(Records)
###
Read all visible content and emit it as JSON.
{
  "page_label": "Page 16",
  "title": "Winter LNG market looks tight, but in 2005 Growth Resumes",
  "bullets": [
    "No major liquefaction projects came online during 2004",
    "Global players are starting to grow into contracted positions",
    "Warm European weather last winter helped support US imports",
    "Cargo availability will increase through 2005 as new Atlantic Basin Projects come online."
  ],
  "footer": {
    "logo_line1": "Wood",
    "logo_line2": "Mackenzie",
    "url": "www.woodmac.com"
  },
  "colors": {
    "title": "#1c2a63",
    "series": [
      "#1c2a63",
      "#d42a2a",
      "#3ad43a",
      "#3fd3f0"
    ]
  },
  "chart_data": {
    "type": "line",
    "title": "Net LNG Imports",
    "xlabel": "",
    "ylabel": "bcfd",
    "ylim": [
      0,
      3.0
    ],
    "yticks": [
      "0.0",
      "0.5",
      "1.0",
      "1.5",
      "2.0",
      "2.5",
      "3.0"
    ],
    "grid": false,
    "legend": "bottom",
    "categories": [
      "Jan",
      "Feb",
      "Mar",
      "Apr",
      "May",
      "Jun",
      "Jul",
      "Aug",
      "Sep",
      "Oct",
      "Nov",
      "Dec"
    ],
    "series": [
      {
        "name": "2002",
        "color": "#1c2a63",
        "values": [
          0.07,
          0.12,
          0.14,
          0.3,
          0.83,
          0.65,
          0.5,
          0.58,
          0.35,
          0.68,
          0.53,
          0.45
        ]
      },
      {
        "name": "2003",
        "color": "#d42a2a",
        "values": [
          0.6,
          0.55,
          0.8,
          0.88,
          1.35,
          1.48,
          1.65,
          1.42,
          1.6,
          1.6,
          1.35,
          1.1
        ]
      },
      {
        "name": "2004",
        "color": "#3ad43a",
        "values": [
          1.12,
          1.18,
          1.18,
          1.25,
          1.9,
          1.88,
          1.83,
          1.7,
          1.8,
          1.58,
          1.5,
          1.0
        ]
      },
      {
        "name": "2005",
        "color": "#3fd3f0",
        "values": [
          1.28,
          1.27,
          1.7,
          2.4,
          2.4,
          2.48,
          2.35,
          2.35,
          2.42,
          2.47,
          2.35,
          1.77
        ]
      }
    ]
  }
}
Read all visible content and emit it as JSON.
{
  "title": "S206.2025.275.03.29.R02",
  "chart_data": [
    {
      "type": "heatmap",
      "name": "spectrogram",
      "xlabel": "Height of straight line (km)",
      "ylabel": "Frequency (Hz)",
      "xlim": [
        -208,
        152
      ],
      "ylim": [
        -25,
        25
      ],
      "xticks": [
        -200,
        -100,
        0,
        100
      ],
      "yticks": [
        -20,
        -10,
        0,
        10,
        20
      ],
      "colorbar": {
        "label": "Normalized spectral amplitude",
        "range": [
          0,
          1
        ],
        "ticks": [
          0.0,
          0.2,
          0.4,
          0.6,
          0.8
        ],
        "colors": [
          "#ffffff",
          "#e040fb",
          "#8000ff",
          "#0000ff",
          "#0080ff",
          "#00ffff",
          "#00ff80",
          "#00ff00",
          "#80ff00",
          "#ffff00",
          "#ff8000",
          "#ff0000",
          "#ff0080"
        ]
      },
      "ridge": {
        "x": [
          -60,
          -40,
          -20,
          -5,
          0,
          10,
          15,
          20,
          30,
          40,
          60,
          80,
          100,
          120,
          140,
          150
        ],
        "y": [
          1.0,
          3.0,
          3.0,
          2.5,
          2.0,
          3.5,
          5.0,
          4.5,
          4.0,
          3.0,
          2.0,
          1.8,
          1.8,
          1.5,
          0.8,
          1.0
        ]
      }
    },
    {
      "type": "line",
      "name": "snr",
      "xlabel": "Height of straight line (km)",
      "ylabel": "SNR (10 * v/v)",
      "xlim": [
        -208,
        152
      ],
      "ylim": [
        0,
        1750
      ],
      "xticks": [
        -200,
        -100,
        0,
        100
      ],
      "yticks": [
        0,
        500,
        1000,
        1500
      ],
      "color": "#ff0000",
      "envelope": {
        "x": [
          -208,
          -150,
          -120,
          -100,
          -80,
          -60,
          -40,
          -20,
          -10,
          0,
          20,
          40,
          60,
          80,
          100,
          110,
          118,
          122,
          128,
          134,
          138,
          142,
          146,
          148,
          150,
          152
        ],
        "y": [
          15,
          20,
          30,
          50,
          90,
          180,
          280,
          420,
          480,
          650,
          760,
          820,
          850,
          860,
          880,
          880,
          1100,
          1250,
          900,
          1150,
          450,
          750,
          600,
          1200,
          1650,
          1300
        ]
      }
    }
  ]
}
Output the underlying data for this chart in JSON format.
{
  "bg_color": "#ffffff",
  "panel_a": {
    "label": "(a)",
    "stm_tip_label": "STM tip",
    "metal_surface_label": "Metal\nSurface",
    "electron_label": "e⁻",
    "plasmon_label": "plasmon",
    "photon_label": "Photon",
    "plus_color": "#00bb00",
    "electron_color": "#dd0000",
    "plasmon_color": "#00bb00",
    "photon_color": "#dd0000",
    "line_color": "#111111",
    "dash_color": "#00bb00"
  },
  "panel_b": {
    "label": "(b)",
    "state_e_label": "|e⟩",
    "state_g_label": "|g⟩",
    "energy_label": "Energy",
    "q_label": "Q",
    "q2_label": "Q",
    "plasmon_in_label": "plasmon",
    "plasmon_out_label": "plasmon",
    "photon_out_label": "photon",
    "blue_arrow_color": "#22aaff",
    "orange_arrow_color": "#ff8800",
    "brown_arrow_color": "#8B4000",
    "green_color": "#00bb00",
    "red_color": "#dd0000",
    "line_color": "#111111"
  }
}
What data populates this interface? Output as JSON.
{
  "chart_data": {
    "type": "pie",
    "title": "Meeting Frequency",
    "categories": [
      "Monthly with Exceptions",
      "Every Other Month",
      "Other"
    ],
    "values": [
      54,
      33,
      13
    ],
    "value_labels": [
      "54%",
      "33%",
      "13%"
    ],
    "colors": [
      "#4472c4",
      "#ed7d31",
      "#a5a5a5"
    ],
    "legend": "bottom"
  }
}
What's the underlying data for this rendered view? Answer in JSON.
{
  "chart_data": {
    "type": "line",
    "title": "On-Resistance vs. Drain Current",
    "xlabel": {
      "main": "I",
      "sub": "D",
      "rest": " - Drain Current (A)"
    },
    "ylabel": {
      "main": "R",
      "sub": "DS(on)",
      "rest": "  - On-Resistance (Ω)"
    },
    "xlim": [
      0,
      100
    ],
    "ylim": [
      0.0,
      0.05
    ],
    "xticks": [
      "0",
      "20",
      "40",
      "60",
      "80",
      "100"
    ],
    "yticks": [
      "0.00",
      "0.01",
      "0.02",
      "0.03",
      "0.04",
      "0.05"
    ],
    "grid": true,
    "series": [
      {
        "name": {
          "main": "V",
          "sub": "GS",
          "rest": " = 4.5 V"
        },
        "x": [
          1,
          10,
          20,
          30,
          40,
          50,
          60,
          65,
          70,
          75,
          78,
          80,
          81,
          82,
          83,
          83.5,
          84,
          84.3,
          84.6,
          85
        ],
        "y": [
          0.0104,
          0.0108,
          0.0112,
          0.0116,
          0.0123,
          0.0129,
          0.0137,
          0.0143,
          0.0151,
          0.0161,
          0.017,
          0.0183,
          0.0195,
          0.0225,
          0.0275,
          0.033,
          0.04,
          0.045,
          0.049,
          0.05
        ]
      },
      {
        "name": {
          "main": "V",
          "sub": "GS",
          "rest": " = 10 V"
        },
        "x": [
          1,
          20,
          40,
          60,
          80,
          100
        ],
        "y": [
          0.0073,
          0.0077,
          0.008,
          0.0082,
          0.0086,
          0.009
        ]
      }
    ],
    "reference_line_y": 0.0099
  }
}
###
**Given request:** Check every line for "type" and show the ones that have it.

**Result below:**
    "type": "line",
      "type": "heatmap",
      "type": "line",
    "type": "pie",
    "type": "line",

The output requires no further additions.